– on 01/07/2018Categorias: Alternativas, Brasil, Comportamento, Destaques, Mundo, Sociedade
Diante do desencanto com as instituições, multiplicam-se as
iniciativas que criam, em torno dos parlamentares, pequenas comunidades.
Mas a saída será efetiva, sem reforma política?
Por Saulo Francisco Paganela e Keli Magri
O surgimento de novas tecnologias associado a uma mudança de cultura
tem provocado uma nova consciência na forma de consumo e de
comportamento na sociedade. A tendência agora é compartilhar.
Você certamente já dividiu uma viagem de carro, descolou uma carona,
usou um desses aplicativos para transporte, rachou TV a cabo e internet
ou compartilhou um quarto, hostel, casa ou apartamento durante uma
viagem… Ou então planejou caronas na empresa que reduziram tempo e
custos para todos…Certo?
Essa tendência que une as pessoas em torno de um
objetivo/gosto/projeto/interesse em comum e permite a troca de
experiências também alcançou a política. Com maior consciência do
espírito coletivo, as pessoas começam a enxergar que o compartilhamento
de serviços, de relações, de ideias, de projetos e até de mandatos
públicos podem facilitar o trabalho, encurtar caminhos, agilizar ações e
baratear custos.
É justamente esta filosofia de união e inter-relação que entra no cenário político para desafiar o sistema eleitoral os mandatos compartilhados,
uma espécie cooperativa de cidadãos comuns. É quando duas ou mais
pessoas se unem em torno de um nome ou de um número para tentar uma vaga
eletiva, especialmente no Legislativo, e passam a compartilhar o
mandato depois de eleitos. Isso significa que o mandato não é de um, mas
de todos que contribuíram para a eleição. Toda e qualquer decisão será
tomada pelo grupo, como as votações do projetos e ações em Plenária.
O modelo de mandato compartilhado conta com experiências no Brasil e
no mundo. Países como Suécia (2002), Austrália (2007 e 2013), Estados
Unidos (2010) e Argentina (2013) já utilizaram a estratégia para eleger
candidatos referendados pela coparticipação popular. Os números são de
pesquisa feita em 2017 pelo Instituto de Políticas Públicas (PVBLICA) em
Santa Catarina.
No Brasil, nas eleições de 2012, 2014 e 2016, 67 entusiastas do
mandato compartilhado concorreram ao cargo de legisladores em 46 cidades
de 11 Estados, representando 19 partidos políticos distintos. Juntos,
eles atingiram a marca de 256.011 votos válidos. Destes, oito candidatos
foram eleitos em quatro Estados diferentes: Goiás, Rio Grande do Norte,
Minas Gerais e Santa Catarina.
..............................
Exercício proposto:
Pode reescrever o trecho do artigo sobre mandatos compartilhados que começa em "Por Saulo Francisco" e segue até "custos para todos…Certo?", trocando "viagem" por "excursão"?

[Dados de anotação de layout]
..............................
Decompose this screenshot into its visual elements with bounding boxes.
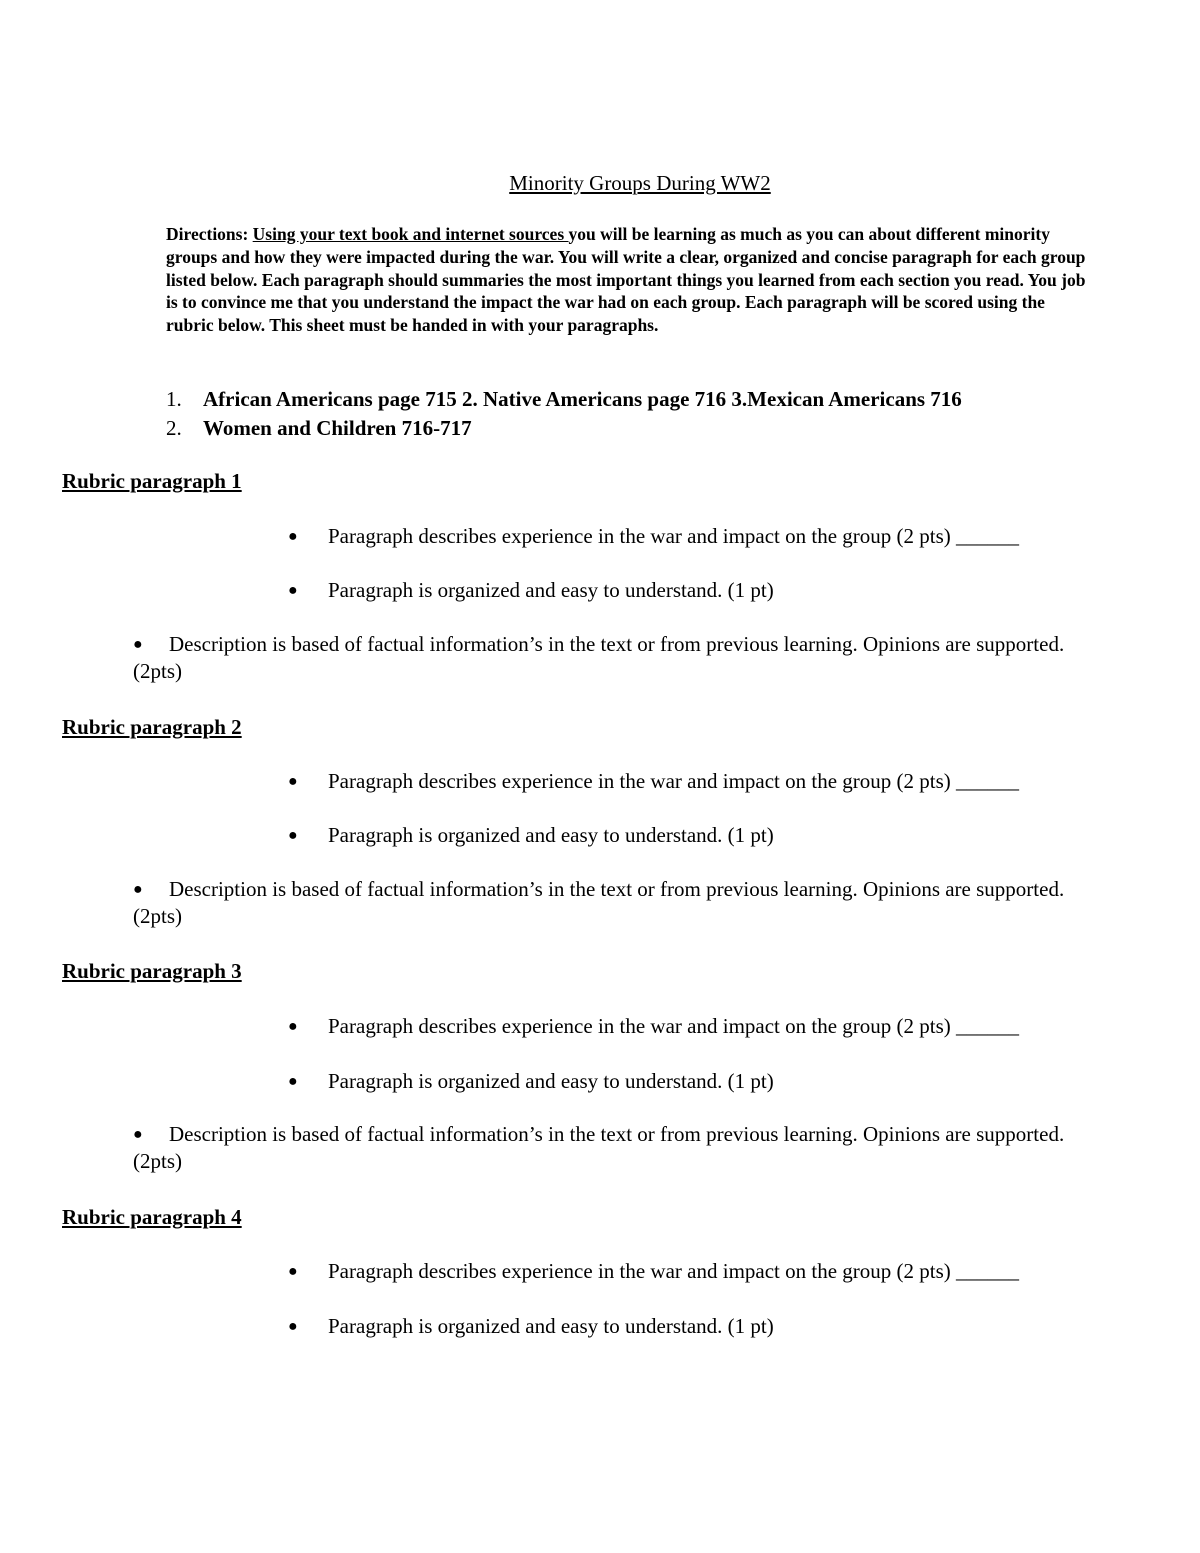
rubric-item-text: Paragraph describes experience in the war and impact on the group (2 pts) ______ bbox=[328, 1259, 1020, 1283]
rubric-item bbox=[288, 1257, 1019, 1286]
group-list-item bbox=[166, 414, 472, 442]
rubric-item-text: Description is based of factual information’s in the text or from previous learning. Opinions are supported. (2pts) bbox=[133, 1122, 1065, 1173]
rubric-heading-4: Rubric paragraph 4 bbox=[62, 1205, 242, 1229]
directions-underlined-text: Using your text book and internet sources bbox=[252, 224, 569, 244]
rubric-heading-1: Rubric paragraph 1 bbox=[62, 469, 242, 493]
bullet-icon: ● bbox=[288, 773, 298, 790]
bullet-icon: ● bbox=[288, 1318, 298, 1335]
group-list-number: 1. bbox=[166, 387, 182, 411]
bullet-icon: ● bbox=[288, 1018, 298, 1035]
rubric-item bbox=[288, 767, 1019, 796]
rubric-item bbox=[133, 1121, 1093, 1175]
bullet-icon: ● bbox=[133, 636, 143, 653]
group-list-item bbox=[166, 385, 962, 413]
bullet-icon: ● bbox=[288, 528, 298, 545]
rubric-item bbox=[288, 522, 1019, 551]
directions-body: you will be learning as much as you can about different minority groups and how they were impacted during the war. You will write a clear, organized and concise paragraph for each group listed below. Each paragraph should summaries the most important things you learned from each section you read. You job is to convince me that you understand the impact the war had on each group. Each paragraph will be scored using the rubric below. This sheet must be handed in with your paragraphs. bbox=[166, 224, 1086, 336]
group-list-text: Women and Children 716-717 bbox=[203, 416, 472, 440]
bullet-icon: ● bbox=[288, 1073, 298, 1090]
directions-paragraph bbox=[166, 223, 1096, 337]
rubric-item bbox=[288, 1312, 774, 1341]
rubric-item bbox=[288, 1012, 1019, 1041]
rubric-item-text: Paragraph is organized and easy to understand. (1 pt) bbox=[328, 1069, 774, 1093]
bullet-icon: ● bbox=[288, 827, 298, 844]
page-title: Minority Groups During WW2 bbox=[509, 171, 771, 195]
bullet-icon: ● bbox=[288, 582, 298, 599]
rubric-item bbox=[288, 1067, 774, 1096]
group-list-number: 2. bbox=[166, 416, 182, 440]
rubric-item-text: Description is based of factual information’s in the text or from previous learning. Opinions are supported. (2pts) bbox=[133, 877, 1065, 928]
rubric-item bbox=[288, 576, 774, 605]
directions-label: Directions: bbox=[166, 224, 253, 244]
rubric-item-text: Paragraph is organized and easy to understand. (1 pt) bbox=[328, 578, 774, 602]
bullet-icon: ● bbox=[133, 1126, 143, 1143]
rubric-heading-2: Rubric paragraph 2 bbox=[62, 715, 242, 739]
rubric-item bbox=[133, 876, 1093, 930]
rubric-item-text: Paragraph describes experience in the war and impact on the group (2 pts) ______ bbox=[328, 524, 1020, 548]
rubric-item-text: Paragraph describes experience in the war and impact on the group (2 pts) ______ bbox=[328, 769, 1020, 793]
bullet-icon: ● bbox=[133, 881, 143, 898]
group-list-text: African Americans page 715 2. Native Americans page 716 3.Mexican Americans 716 bbox=[203, 387, 962, 411]
rubric-item-text: Paragraph is organized and easy to understand. (1 pt) bbox=[328, 1314, 774, 1338]
bullet-icon: ● bbox=[288, 1263, 298, 1280]
rubric-item-text: Paragraph describes experience in the war and impact on the group (2 pts) ______ bbox=[328, 1014, 1020, 1038]
rubric-heading-3: Rubric paragraph 3 bbox=[62, 959, 242, 983]
rubric-item bbox=[288, 821, 774, 850]
rubric-item bbox=[133, 631, 1093, 685]
rubric-item-text: Paragraph is organized and easy to understand. (1 pt) bbox=[328, 823, 774, 847]
rubric-item-text: Description is based of factual information’s in the text or from previous learning. Opinions are supported. (2pts) bbox=[133, 632, 1065, 683]
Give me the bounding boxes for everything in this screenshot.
..............................
Resultado final:
Por Saulo Francisco Paganela e Keli Magri
O surgimento de novas tecnologias associado a uma mudança de cultura
tem provocado uma nova consciência na forma de consumo e de
comportamento na sociedade. A tendência agora é compartilhar.
Você certamente já dividiu uma excursão de carro, descolou uma carona,
usou um desses aplicativos para transporte, rachou TV a cabo e internet
ou compartilhou um quarto, hostel, casa ou apartamento durante uma
excursão… Ou então planejou caronas na empresa que reduziram tempo e
custos para todos…Certo?